#### Task brief:
Search the records that follow and extract every line containing the string "Powai".
=== Data provided ===
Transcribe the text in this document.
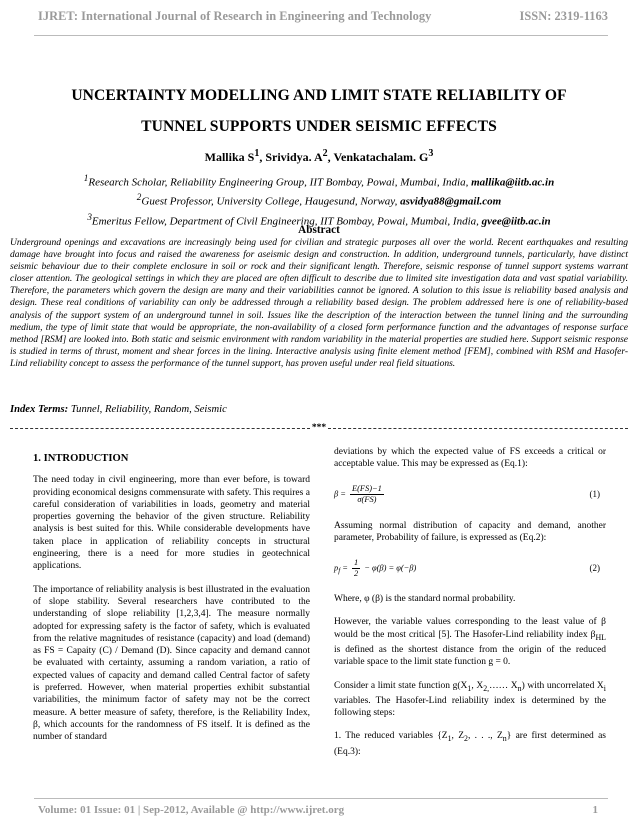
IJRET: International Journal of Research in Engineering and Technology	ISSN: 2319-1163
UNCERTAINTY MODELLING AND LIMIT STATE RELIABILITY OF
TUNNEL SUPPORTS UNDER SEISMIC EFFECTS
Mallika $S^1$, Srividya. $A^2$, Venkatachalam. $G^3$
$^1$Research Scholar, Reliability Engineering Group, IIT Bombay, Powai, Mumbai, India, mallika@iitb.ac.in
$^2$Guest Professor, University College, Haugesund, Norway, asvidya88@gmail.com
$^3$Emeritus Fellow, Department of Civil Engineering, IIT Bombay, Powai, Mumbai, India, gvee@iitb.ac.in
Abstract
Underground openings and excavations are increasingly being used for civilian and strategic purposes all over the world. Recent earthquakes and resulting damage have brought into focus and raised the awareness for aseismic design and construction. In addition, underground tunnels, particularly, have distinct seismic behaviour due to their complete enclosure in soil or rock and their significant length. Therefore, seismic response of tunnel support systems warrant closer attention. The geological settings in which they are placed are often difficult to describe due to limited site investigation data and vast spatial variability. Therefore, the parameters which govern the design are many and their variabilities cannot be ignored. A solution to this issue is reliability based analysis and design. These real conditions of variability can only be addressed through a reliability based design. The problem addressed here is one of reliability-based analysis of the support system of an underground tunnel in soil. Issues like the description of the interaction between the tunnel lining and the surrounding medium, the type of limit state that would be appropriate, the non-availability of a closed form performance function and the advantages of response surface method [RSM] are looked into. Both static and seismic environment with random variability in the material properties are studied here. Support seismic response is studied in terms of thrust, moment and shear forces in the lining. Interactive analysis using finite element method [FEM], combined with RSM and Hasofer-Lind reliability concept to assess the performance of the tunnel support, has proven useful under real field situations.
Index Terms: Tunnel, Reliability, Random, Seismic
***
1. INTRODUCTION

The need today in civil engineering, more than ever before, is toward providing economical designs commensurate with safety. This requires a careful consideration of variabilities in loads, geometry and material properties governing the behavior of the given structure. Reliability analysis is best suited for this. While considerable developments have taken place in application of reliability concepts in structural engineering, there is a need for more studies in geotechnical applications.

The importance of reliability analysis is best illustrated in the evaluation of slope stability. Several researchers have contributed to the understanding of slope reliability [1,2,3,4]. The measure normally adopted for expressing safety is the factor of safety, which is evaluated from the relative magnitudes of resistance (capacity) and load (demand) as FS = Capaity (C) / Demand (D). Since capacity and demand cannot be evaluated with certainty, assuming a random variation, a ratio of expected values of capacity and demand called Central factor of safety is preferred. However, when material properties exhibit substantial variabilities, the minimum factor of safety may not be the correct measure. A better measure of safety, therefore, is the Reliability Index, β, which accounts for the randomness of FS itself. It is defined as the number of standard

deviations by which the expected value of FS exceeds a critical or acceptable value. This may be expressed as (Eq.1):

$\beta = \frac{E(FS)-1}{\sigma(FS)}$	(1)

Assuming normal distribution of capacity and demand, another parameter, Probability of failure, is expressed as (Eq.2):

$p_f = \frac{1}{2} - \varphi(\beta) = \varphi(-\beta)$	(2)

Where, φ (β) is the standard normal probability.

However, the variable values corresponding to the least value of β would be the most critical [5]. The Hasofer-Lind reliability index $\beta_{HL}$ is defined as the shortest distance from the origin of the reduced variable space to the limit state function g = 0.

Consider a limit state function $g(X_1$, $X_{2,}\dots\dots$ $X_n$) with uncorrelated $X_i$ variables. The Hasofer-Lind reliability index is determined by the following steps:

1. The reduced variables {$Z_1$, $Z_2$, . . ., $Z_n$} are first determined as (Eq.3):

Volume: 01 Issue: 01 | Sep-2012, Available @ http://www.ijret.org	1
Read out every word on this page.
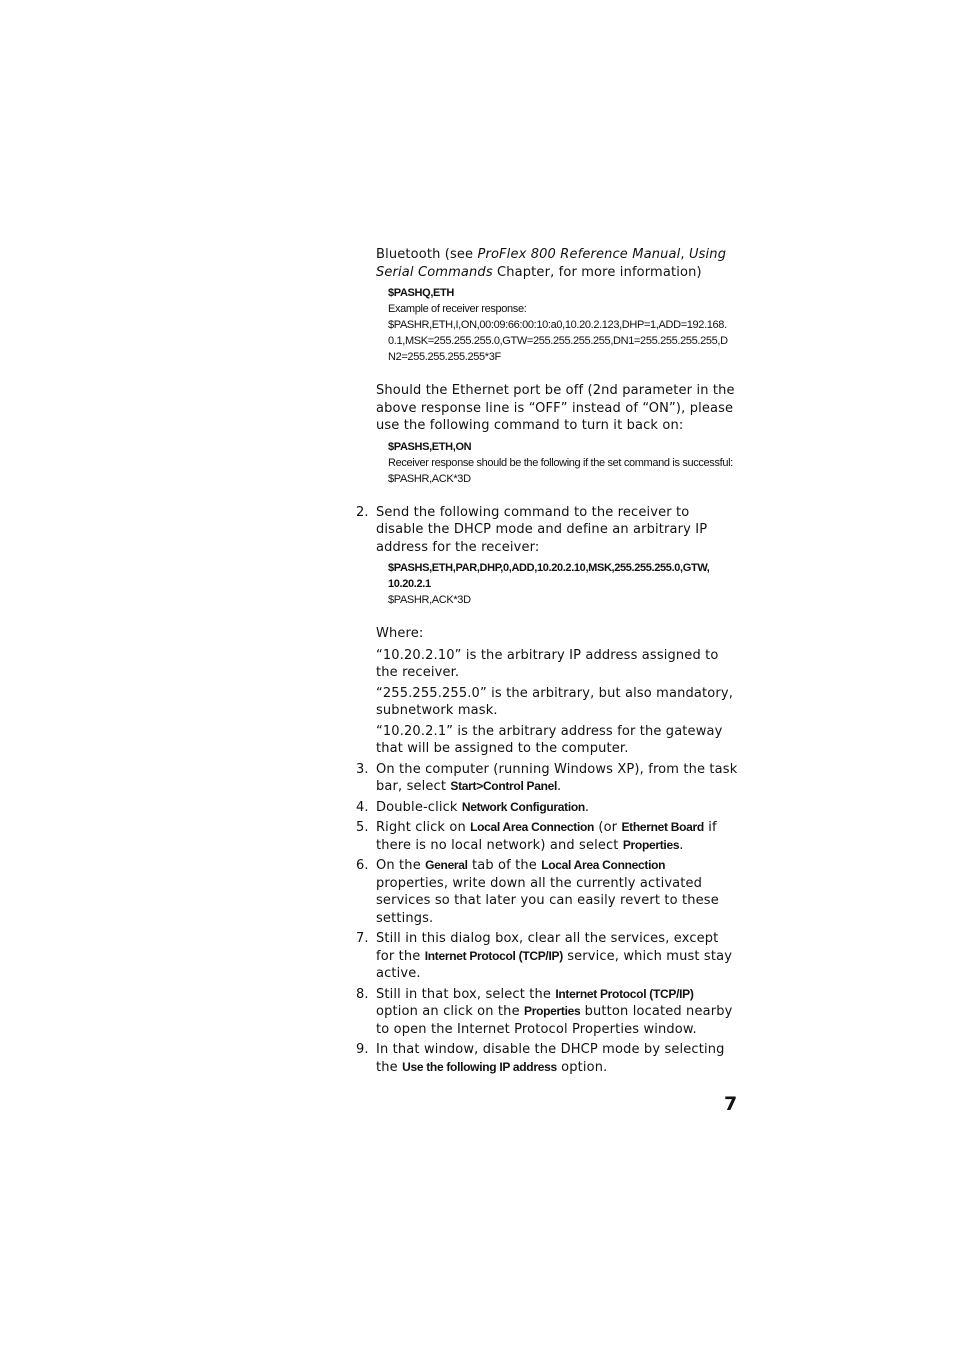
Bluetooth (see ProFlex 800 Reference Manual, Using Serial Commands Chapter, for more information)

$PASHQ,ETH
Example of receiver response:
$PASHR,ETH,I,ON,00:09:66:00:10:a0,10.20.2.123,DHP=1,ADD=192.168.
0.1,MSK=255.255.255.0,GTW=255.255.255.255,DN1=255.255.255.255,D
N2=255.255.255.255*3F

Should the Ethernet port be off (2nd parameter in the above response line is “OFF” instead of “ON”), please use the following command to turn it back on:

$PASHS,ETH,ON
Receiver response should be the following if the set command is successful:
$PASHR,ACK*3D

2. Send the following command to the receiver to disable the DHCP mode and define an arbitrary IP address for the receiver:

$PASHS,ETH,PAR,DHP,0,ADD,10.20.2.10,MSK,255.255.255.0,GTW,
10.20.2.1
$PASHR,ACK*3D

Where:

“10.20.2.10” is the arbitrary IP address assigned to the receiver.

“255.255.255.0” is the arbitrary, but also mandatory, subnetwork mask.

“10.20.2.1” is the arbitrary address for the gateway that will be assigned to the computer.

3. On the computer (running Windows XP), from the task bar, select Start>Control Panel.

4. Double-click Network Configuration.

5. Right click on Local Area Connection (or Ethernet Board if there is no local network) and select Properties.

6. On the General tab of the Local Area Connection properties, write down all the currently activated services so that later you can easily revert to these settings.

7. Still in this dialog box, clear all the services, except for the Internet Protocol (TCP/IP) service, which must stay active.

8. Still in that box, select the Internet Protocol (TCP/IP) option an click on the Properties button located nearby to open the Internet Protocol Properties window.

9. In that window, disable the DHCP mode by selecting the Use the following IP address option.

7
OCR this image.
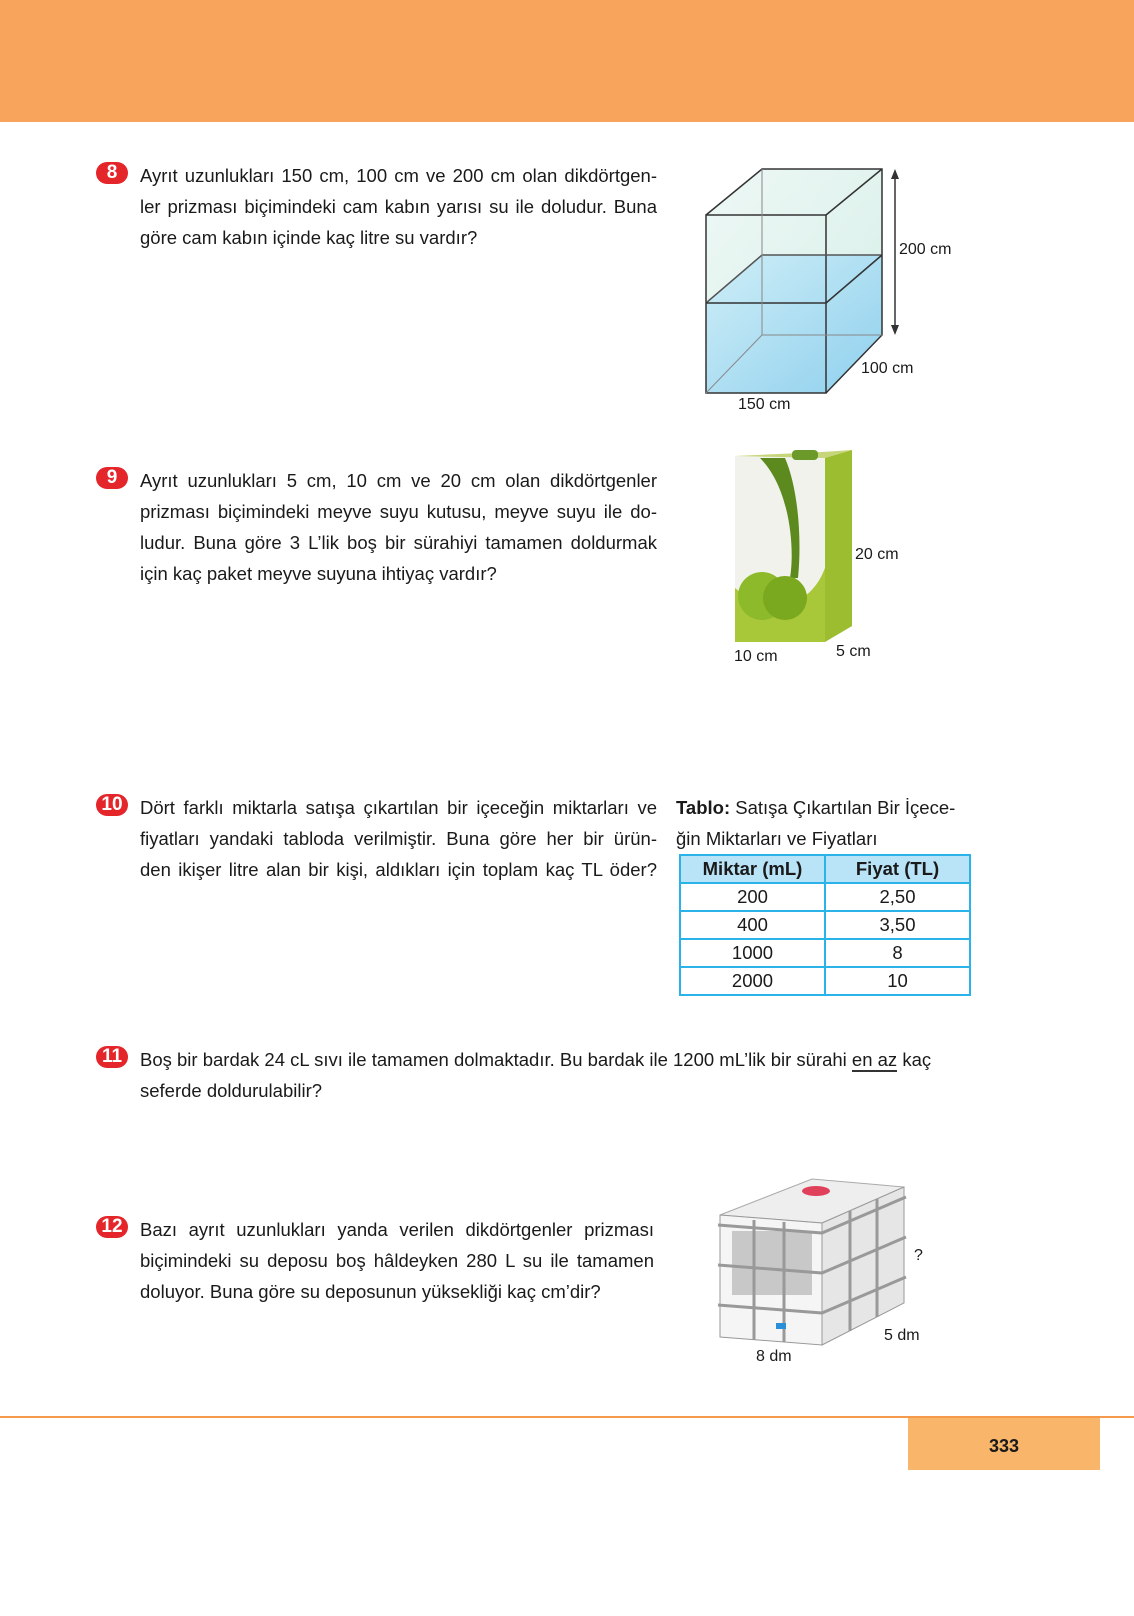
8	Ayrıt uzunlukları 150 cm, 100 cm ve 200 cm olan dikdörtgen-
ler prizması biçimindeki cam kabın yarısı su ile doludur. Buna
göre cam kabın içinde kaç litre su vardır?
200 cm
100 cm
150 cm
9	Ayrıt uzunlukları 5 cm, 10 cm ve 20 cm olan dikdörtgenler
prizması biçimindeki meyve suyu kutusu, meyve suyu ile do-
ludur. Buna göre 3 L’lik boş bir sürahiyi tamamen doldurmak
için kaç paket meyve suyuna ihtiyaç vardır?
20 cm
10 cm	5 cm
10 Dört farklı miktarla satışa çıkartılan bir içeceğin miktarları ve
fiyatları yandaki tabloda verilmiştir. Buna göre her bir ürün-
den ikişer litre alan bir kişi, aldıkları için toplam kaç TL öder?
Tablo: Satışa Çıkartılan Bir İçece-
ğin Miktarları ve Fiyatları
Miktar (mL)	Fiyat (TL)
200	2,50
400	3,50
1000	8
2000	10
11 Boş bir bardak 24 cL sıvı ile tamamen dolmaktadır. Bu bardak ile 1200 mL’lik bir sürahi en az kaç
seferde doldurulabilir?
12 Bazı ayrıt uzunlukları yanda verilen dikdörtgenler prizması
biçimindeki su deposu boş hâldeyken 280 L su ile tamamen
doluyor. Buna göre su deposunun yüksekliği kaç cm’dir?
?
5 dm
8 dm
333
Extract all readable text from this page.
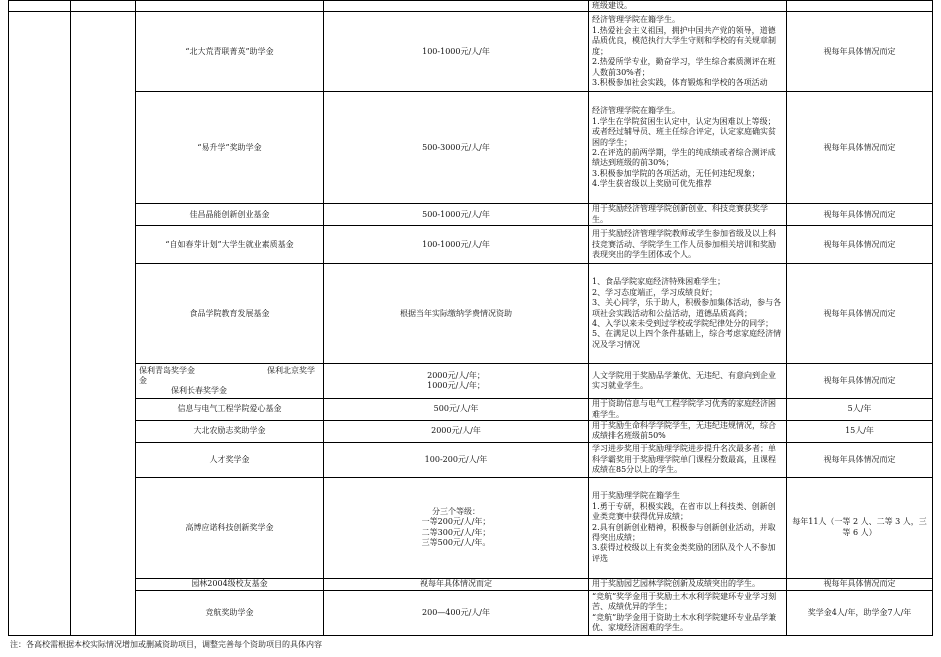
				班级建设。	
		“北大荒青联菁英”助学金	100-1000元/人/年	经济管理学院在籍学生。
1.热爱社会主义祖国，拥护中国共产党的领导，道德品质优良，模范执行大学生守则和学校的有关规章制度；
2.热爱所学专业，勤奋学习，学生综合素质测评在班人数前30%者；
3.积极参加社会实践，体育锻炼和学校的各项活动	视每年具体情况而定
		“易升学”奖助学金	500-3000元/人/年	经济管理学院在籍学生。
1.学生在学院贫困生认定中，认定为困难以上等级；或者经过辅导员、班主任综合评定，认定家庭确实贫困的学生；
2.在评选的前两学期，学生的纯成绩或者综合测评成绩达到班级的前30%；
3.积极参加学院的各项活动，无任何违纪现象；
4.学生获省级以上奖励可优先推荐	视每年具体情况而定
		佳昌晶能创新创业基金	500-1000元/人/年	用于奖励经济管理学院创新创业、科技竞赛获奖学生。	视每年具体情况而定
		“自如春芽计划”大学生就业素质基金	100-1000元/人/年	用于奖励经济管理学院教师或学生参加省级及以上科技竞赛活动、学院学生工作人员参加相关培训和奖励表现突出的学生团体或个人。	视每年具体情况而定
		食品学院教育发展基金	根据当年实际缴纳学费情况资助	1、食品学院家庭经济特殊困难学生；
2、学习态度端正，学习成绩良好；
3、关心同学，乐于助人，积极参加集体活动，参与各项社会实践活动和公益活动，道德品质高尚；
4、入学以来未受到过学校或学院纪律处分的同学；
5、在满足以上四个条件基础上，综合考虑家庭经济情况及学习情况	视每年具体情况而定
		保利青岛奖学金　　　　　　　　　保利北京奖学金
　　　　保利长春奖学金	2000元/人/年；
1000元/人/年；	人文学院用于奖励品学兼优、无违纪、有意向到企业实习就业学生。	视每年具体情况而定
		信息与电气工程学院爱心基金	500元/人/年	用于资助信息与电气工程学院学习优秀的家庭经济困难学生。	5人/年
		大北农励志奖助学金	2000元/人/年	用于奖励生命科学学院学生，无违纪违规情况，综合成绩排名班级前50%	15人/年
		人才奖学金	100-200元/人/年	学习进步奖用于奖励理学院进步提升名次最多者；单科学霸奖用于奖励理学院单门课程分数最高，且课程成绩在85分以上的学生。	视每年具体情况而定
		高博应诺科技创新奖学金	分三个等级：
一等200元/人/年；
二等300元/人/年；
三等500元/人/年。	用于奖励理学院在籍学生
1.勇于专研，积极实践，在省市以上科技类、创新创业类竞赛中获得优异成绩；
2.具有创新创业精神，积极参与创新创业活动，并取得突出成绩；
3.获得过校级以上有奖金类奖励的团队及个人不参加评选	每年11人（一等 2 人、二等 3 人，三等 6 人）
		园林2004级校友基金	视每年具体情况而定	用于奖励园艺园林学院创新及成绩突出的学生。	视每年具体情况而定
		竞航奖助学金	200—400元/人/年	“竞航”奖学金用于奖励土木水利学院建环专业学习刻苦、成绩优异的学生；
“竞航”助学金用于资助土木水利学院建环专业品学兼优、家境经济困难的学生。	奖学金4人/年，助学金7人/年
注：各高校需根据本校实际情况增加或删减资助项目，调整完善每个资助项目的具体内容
===
#### Task response:
$^1$Research Scholar, Reliability Engineering Group, IIT Bombay, Powai, Mumbai, India, mallika@iitb.ac.in
$^3$Emeritus Fellow, Department of Civil Engineering, IIT Bombay, Powai, Mumbai, India, gvee@iitb.ac.in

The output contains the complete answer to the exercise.